[Collected data entries]
§ §

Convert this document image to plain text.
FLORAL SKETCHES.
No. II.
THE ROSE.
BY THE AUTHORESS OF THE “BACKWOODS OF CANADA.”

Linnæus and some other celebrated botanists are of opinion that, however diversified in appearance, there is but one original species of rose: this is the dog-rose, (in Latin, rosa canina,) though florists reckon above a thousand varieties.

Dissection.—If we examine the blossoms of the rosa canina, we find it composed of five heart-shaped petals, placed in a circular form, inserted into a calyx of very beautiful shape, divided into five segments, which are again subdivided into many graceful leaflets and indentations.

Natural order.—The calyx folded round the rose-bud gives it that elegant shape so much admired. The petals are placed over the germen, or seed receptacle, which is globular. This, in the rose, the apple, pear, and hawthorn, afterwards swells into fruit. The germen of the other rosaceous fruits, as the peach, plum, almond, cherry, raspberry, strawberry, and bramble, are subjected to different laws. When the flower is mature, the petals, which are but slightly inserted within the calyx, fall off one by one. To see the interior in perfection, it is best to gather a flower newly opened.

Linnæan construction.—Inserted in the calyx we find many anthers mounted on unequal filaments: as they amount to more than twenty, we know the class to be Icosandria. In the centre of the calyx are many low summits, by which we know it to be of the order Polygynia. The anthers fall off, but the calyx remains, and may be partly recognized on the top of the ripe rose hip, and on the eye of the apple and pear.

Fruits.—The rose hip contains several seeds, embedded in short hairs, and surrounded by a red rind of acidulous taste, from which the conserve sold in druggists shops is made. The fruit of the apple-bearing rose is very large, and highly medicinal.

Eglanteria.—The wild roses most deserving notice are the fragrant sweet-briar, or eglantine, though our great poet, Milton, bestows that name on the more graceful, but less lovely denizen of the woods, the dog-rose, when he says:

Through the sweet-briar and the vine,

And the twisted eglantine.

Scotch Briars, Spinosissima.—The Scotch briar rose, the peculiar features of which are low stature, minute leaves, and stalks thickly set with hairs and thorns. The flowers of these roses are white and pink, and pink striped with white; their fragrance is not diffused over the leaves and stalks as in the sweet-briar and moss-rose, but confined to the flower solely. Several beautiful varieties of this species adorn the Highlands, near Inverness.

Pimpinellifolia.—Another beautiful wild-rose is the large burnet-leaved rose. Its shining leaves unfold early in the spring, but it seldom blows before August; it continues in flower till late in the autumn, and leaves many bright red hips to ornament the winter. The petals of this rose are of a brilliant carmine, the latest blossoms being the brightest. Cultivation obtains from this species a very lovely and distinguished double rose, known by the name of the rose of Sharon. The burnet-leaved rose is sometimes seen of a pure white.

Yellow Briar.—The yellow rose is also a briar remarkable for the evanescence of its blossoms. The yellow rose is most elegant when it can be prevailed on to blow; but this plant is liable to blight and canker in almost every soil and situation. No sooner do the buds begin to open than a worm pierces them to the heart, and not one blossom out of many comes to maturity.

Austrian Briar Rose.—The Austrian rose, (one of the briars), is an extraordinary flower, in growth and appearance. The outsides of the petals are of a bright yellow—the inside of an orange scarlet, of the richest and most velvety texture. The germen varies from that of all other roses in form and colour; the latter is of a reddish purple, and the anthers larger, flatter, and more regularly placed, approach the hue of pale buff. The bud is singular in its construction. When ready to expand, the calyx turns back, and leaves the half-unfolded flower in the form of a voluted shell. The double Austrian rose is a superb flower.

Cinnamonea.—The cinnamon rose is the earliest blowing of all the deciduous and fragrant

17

§ §

- [What you should do]: Working from the listing above, pick out every line that has "heart" and copy it.

- [Exercise solution]:
Dissection.—If we examine the blossoms of the rosa canina, we find it composed of five heart-shaped petals, placed in a circular form, inserted into a calyx of very beautiful shape, divided into five segments, which are again subdivided into many graceful leaflets and indentations.
Yellow Briar.—The yellow rose is also a briar remarkable for the evanescence of its blossoms. The yellow rose is most elegant when it can be prevailed on to blow; but this plant is liable to blight and canker in almost every soil and situation. No sooner do the buds begin to open than a worm pierces them to the heart, and not one blossom out of many comes to maturity.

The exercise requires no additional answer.